▸ **What is asked**: Show each line of the data below that has the string "search" in it.

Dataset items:
•••

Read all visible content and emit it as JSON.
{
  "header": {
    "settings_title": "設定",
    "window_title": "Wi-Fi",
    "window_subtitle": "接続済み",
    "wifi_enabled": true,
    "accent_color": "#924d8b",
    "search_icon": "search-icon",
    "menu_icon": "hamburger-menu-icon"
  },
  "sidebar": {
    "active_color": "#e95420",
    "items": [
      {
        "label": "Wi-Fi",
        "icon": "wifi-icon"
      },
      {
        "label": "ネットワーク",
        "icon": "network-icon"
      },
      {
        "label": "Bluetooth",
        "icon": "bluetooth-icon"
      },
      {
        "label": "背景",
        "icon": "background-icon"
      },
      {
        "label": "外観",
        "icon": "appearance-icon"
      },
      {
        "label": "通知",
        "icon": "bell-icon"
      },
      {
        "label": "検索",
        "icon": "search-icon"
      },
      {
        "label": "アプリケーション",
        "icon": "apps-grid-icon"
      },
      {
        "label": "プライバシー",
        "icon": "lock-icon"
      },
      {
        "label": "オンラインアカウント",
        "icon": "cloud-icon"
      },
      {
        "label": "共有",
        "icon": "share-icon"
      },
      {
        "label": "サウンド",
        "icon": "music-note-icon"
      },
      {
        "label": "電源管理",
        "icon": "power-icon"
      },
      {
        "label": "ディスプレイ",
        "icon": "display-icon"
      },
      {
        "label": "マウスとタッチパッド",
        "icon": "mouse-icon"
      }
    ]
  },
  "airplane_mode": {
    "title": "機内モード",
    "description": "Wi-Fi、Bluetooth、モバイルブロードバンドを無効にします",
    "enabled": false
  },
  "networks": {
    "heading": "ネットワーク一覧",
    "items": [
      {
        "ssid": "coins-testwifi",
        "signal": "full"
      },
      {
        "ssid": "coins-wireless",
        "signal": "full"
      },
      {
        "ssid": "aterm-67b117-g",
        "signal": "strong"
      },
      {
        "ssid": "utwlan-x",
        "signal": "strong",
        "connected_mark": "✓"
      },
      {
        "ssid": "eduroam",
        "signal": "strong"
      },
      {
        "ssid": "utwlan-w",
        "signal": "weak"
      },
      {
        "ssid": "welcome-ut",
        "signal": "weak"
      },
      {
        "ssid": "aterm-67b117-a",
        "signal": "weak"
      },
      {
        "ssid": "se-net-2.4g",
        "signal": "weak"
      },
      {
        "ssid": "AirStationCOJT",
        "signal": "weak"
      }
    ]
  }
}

•••

▸ **Exercise solution**:
    "search_icon": "search-icon",
        "icon": "search-icon"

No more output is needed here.